> **Work to be completed**: All of the records listed below should be retyped exactly.

═════ Data shown

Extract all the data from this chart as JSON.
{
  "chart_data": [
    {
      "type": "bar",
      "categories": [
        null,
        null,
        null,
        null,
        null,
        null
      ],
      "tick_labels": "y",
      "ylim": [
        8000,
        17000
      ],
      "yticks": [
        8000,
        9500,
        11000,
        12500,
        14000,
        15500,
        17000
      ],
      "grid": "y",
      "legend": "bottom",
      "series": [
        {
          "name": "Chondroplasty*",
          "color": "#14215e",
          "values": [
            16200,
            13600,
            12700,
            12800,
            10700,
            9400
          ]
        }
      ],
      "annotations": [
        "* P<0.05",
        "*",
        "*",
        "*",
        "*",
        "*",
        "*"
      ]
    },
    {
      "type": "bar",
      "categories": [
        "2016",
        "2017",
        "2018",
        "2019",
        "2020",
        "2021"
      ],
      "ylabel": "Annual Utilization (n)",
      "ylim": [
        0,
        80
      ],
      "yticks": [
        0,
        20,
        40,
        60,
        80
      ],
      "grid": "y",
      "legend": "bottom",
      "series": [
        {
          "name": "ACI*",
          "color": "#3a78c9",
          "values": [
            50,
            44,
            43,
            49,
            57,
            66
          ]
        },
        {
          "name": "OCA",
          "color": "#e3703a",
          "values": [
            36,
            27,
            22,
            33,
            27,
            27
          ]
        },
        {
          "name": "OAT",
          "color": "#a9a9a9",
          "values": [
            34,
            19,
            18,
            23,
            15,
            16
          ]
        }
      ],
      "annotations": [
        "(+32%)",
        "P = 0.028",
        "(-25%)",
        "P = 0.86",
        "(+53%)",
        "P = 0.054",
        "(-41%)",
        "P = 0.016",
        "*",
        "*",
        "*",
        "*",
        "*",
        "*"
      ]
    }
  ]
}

══════════

> **Response to the exercise**:
Extract all the data from this chart as JSON.
{
  "chart_data": [
    {
      "type": "bar",
      "categories": [
        null,
        null,
        null,
        null,
        null,
        null
      ],
      "tick_labels": "y",
      "ylim": [
        8000,
        17000
      ],
      "yticks": [
        8000,
        9500,
        11000,
        12500,
        14000,
        15500,
        17000
      ],
      "grid": "y",
      "legend": "bottom",
      "series": [
        {
          "name": "Chondroplasty*",
          "color": "#14215e",
          "values": [
            16200,
            13600,
            12700,
            12800,
            10700,
            9400
          ]
        }
      ],
      "annotations": [
        "* P<0.05",
        "*",
        "*",
        "*",
        "*",
        "*",
        "*"
      ]
    },
    {
      "type": "bar",
      "categories": [
        "2016",
        "2017",
        "2018",
        "2019",
        "2020",
        "2021"
      ],
      "ylabel": "Annual Utilization (n)",
      "ylim": [
        0,
        80
      ],
      "yticks": [
        0,
        20,
        40,
        60,
        80
      ],
      "grid": "y",
      "legend": "bottom",
      "series": [
        {
          "name": "ACI*",
          "color": "#3a78c9",
          "values": [
            50,
            44,
            43,
            49,
            57,
            66
          ]
        },
        {
          "name": "OCA",
          "color": "#e3703a",
          "values": [
            36,
            27,
            22,
            33,
            27,
            27
          ]
        },
        {
          "name": "OAT",
          "color": "#a9a9a9",
          "values": [
            34,
            19,
            18,
            23,
            15,
            16
          ]
        }
      ],
      "annotations": [
        "(+32%)",
        "P = 0.028",
        "(-25%)",
        "P = 0.86",
        "(+53%)",
        "P = 0.054",
        "(-41%)",
        "P = 0.016",
        "*",
        "*",
        "*",
        "*",
        "*",
        "*"
      ]
    }
  ]
}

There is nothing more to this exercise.